Data items
◇ ◇ ◇ ◇ ◇ ◇ ◇

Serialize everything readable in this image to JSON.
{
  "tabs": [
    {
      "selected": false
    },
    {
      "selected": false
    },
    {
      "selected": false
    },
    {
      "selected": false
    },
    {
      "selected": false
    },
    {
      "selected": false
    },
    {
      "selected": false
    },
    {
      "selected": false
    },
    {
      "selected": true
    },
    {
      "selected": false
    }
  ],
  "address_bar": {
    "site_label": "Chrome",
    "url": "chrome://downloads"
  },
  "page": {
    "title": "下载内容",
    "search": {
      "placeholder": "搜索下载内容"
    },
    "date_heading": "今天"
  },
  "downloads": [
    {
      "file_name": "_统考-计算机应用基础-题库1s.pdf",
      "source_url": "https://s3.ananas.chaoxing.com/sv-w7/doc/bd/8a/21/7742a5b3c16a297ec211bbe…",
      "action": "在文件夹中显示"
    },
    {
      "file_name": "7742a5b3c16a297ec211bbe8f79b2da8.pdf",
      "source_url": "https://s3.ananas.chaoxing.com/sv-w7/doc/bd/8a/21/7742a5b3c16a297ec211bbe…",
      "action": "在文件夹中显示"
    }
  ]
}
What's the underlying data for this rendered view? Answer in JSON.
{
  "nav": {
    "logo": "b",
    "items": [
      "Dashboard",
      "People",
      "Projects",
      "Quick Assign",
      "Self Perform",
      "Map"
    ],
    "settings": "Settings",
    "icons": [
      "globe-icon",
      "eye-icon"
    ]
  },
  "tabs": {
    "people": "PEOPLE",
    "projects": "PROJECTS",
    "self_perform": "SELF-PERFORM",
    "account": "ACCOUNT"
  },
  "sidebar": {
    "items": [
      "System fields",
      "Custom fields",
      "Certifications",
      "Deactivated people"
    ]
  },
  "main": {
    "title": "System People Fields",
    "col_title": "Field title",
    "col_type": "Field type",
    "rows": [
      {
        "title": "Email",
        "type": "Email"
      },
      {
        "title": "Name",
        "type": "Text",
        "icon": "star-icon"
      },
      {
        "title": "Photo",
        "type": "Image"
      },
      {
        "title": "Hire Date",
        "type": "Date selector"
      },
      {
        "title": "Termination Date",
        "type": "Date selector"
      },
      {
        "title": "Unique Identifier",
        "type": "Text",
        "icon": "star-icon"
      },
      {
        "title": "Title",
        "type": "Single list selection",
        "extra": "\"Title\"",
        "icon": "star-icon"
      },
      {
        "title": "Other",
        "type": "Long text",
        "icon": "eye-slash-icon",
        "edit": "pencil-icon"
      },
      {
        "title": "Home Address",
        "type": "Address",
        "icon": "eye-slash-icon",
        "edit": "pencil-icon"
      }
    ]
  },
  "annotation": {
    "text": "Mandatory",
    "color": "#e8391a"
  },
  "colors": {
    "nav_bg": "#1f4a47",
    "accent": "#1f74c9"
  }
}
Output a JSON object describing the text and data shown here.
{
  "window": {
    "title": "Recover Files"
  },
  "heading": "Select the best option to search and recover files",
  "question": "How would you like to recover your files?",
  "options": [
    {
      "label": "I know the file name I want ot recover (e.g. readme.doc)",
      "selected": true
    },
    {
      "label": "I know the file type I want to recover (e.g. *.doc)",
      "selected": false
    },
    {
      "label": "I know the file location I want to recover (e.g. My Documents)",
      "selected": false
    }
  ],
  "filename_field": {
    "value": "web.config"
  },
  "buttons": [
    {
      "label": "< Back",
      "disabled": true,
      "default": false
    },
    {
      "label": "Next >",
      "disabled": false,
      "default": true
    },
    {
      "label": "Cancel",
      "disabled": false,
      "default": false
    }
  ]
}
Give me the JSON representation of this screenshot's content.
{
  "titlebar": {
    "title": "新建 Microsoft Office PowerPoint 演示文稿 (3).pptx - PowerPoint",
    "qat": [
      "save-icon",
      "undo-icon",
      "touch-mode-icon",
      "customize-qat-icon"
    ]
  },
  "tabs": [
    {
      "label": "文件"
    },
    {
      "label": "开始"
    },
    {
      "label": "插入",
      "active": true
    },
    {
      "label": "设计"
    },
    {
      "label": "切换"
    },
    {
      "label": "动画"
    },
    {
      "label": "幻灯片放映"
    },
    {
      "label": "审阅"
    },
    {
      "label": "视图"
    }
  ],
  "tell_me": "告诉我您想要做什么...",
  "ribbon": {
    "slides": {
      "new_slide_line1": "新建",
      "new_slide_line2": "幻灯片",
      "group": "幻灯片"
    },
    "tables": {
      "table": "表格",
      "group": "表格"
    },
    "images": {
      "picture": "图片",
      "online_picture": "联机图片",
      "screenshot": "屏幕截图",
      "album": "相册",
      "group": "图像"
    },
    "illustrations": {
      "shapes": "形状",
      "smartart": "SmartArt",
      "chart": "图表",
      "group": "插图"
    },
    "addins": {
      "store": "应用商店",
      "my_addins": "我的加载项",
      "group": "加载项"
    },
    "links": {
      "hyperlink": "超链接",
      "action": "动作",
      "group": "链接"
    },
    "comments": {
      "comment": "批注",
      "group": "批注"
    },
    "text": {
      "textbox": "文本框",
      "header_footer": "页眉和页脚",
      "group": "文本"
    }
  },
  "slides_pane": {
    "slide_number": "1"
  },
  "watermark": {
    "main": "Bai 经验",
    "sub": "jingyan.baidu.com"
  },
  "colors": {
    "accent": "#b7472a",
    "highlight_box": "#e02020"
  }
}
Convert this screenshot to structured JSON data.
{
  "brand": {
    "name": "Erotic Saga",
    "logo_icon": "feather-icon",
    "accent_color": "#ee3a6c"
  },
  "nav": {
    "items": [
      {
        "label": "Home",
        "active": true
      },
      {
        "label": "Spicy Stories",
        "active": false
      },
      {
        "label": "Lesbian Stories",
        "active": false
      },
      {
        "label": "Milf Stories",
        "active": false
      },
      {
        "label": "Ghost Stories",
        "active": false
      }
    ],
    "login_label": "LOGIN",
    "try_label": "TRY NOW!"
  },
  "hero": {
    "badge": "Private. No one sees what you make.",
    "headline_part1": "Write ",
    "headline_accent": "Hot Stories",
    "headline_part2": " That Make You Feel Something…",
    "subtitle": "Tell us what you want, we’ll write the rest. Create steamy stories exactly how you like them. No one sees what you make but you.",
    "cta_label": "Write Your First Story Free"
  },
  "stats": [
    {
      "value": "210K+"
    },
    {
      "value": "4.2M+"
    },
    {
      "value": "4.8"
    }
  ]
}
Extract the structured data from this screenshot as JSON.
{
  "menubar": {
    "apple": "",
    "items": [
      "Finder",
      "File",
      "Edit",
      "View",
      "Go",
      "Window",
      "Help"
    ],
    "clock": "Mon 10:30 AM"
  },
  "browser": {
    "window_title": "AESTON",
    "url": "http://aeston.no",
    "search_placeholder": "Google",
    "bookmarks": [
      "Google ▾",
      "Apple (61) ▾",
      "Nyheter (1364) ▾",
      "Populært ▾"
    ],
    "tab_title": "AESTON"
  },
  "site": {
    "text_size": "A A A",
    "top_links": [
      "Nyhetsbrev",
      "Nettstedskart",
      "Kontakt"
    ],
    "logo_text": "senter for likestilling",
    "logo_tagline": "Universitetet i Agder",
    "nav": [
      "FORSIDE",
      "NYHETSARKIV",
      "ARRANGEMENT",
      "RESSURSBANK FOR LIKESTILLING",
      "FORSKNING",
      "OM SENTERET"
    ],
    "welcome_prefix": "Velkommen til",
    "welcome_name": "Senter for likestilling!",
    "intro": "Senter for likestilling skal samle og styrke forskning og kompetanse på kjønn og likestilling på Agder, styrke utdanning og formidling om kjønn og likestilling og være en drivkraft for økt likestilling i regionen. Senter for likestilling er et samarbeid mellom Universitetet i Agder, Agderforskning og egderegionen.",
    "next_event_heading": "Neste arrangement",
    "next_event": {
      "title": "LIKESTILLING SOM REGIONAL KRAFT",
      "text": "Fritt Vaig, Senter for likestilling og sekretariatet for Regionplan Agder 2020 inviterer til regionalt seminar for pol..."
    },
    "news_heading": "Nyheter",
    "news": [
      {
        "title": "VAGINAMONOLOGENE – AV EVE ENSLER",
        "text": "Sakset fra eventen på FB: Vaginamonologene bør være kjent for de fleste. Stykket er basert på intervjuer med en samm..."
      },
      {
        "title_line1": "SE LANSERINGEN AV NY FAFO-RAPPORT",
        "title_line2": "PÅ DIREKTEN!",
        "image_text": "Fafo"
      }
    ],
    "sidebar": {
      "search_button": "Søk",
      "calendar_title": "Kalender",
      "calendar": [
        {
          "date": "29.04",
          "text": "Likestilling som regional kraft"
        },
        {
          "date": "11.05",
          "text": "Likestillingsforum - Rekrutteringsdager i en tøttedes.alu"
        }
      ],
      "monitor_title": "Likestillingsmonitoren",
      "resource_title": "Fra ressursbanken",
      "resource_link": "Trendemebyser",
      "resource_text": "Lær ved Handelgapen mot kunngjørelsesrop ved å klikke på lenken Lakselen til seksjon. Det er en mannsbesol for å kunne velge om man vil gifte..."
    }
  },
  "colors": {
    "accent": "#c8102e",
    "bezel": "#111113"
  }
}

◇ ◇ ◇ ◇ ◇ ◇ ◇

#### [Requirements]
Pull out all lines from the entries above that include the word "structured".

#### [Response to the exercise]
Convert this screenshot to structured JSON data.
Extract the structured data from this screenshot as JSON.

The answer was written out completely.